> [Work to complete]
Consider the data that follows and state how many lines contain the string "robustezza", using the number alone.

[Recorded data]
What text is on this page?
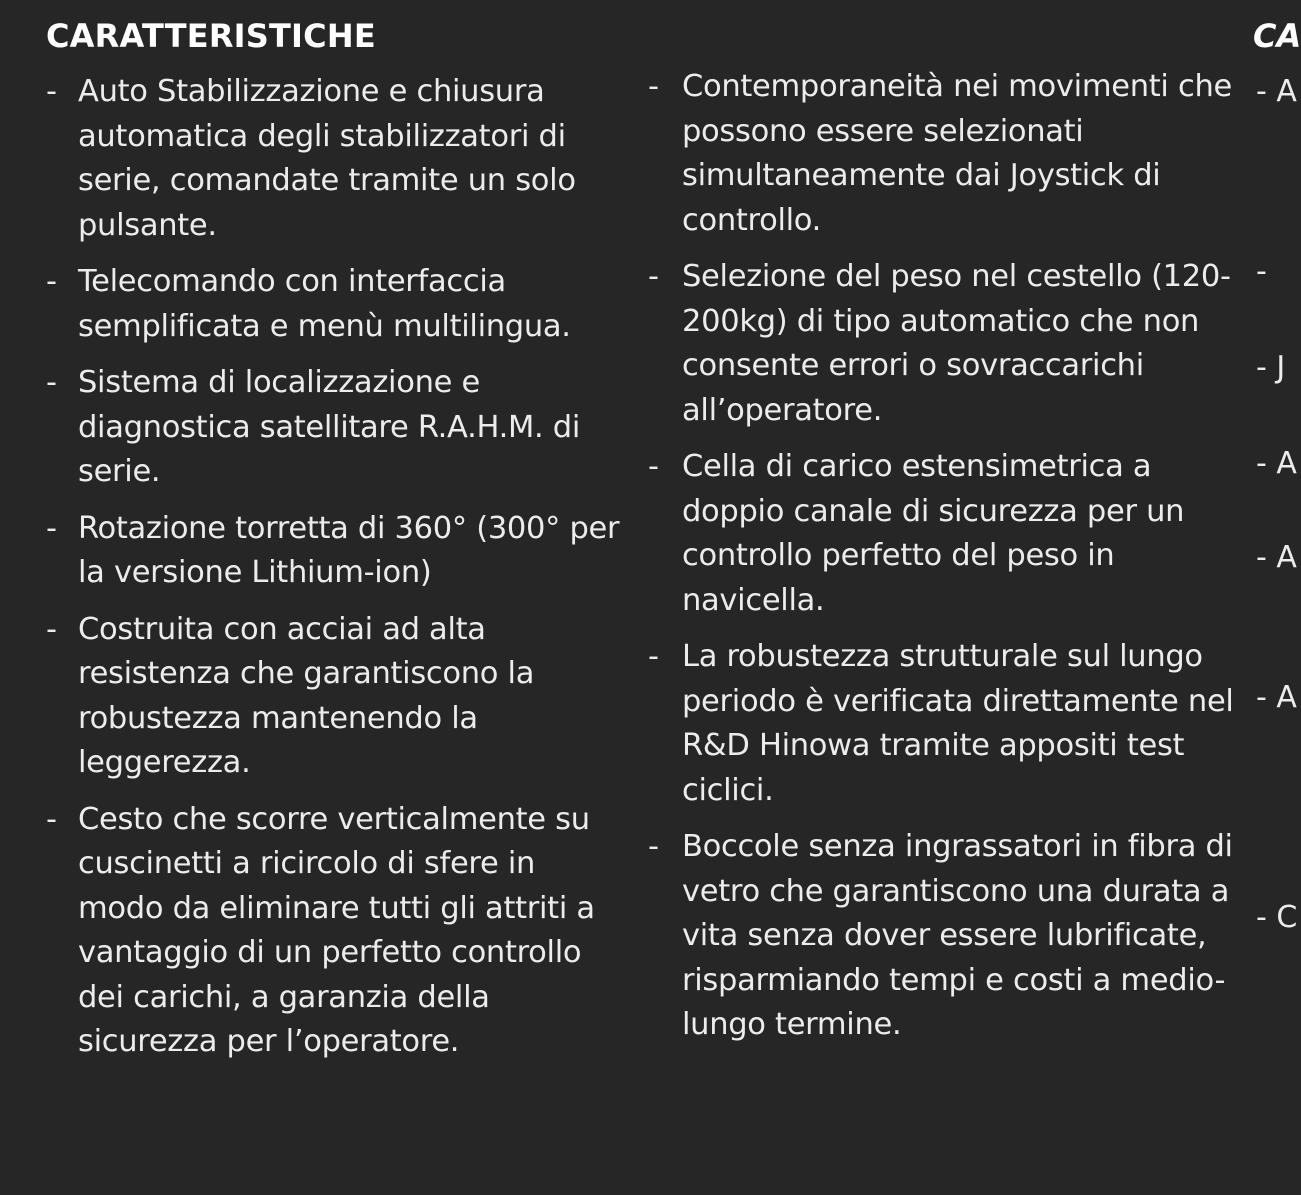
CARATTERISTICHE	CA
- Auto Stabilizzazione e chiusura automatica degli stabilizzatori di serie, comandate tramite un solo pulsante.
- Telecomando con interfaccia semplificata e menù multilingua.
- Sistema di localizzazione e diagnostica satellitare R.A.H.M. di serie.
- Rotazione torretta di 360° (300° per la versione Lithium-ion)
- Costruita con acciai ad alta resistenza che garantiscono la robustezza mantenendo la leggerezza.
- Cesto che scorre verticalmente su cuscinetti a ricircolo di sfere in modo da eliminare tutti gli attriti a vantaggio di un perfetto controllo dei carichi, a garanzia della sicurezza per l’operatore.
- Contemporaneità nei movimenti che possono essere selezionati simultaneamente dai Joystick di controllo.
- Selezione del peso nel cestello (120-200kg) di tipo automatico che non consente errori o sovraccarichi all’operatore.
- Cella di carico estensimetrica a doppio canale di sicurezza per un controllo perfetto del peso in navicella.
- La robustezza strutturale sul lungo periodo è verificata direttamente nel R&D Hinowa tramite appositi test ciclici.
- Boccole senza ingrassatori in fibra di vetro che garantiscono una durata a vita senza dover essere lubrificate, risparmiando tempi e costi a medio-lungo termine.
- A
-
- J
- A
- A
- A
- C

> [Full output]
2